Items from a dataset
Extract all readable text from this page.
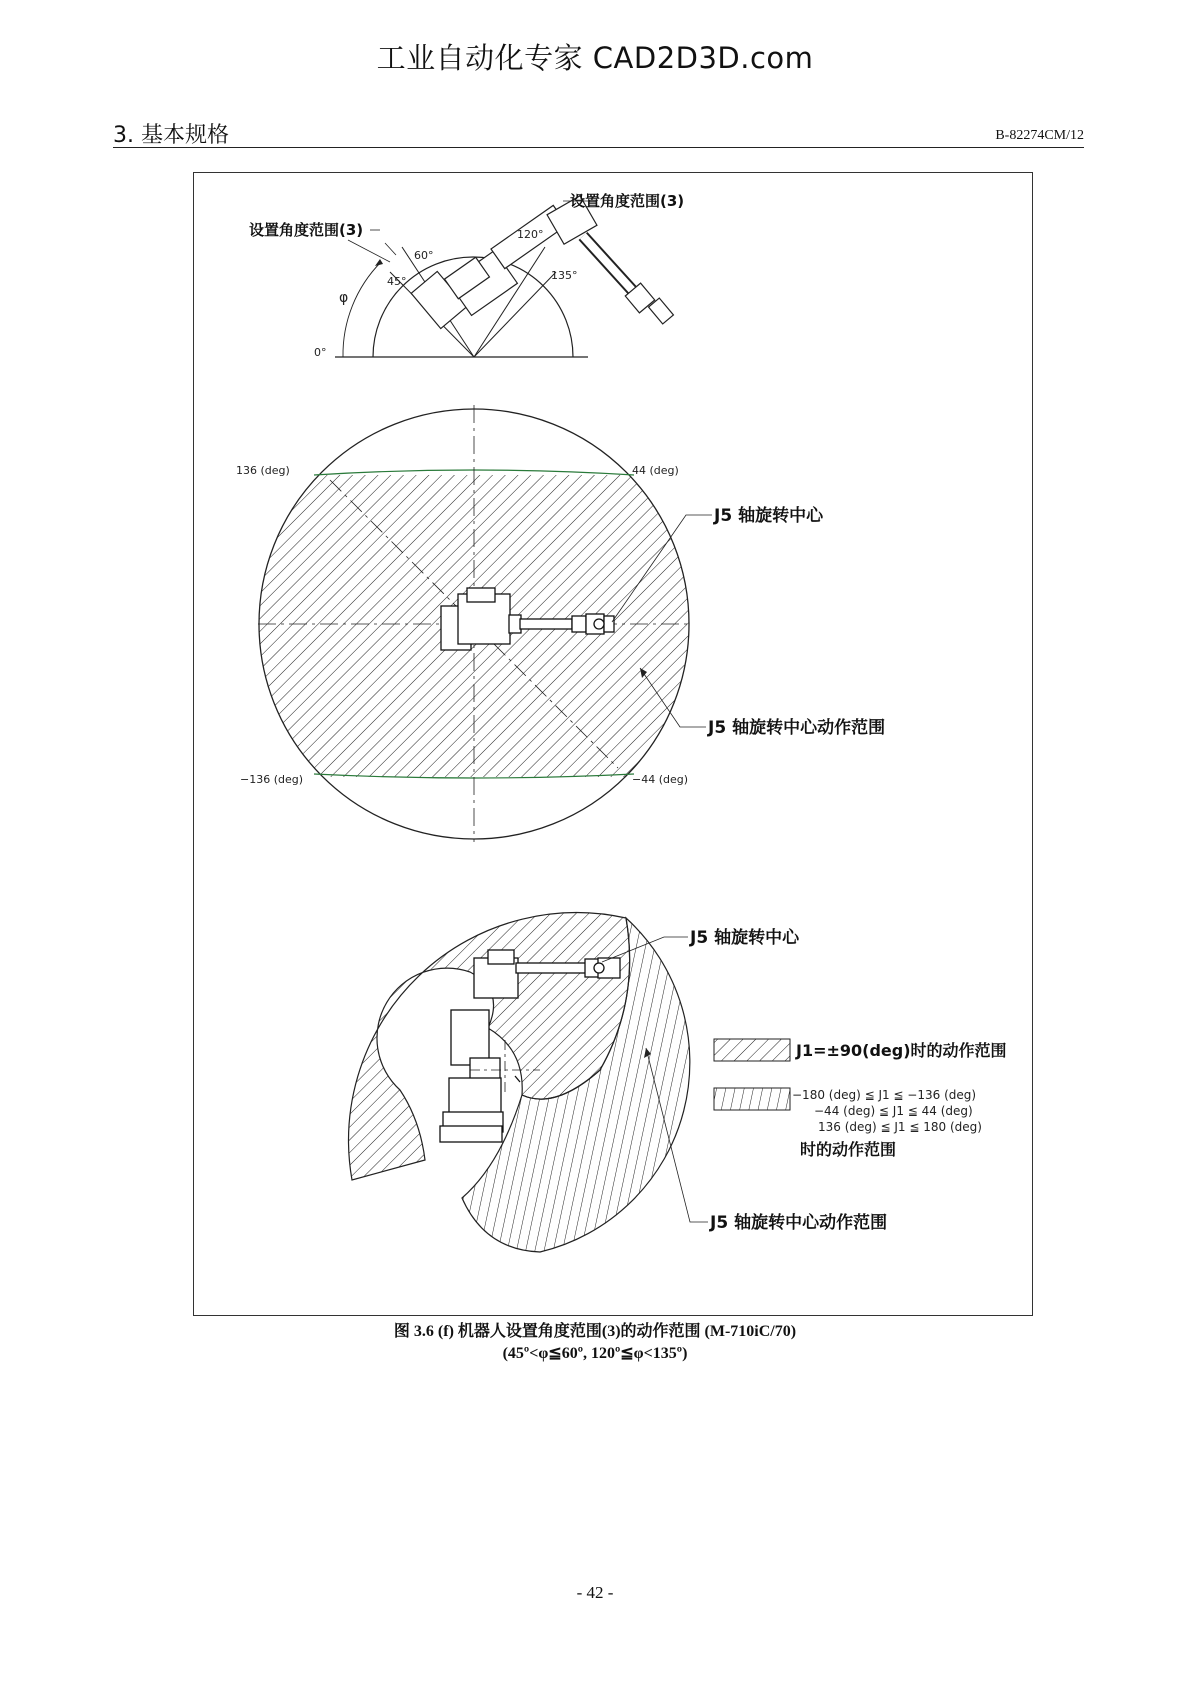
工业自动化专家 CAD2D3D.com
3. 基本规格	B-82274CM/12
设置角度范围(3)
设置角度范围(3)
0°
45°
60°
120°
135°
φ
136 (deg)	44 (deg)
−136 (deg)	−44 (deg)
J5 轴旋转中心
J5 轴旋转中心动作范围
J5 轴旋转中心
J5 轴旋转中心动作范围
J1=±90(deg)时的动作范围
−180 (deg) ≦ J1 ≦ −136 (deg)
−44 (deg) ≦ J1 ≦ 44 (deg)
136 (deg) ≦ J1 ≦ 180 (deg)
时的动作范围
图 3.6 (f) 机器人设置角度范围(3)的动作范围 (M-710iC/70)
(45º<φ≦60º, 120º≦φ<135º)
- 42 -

* * *

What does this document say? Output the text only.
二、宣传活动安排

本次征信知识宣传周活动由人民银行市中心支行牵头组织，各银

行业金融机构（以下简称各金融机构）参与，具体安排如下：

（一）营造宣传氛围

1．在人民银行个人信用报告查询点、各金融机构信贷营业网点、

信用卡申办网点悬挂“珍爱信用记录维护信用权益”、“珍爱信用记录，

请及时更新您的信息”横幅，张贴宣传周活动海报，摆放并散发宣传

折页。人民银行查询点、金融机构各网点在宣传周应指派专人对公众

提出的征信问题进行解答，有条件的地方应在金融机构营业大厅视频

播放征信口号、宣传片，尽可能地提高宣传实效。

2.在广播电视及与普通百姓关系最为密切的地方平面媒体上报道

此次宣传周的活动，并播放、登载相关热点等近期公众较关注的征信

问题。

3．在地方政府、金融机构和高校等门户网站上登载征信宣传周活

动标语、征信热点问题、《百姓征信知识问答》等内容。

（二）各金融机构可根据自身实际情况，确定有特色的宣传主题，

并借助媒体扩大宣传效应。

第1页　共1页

→ Directive
Scan the data above and copy every line with "this" in it.

→ Expected answer
Extract all readable text from this page.
What does this document say? Output the text only.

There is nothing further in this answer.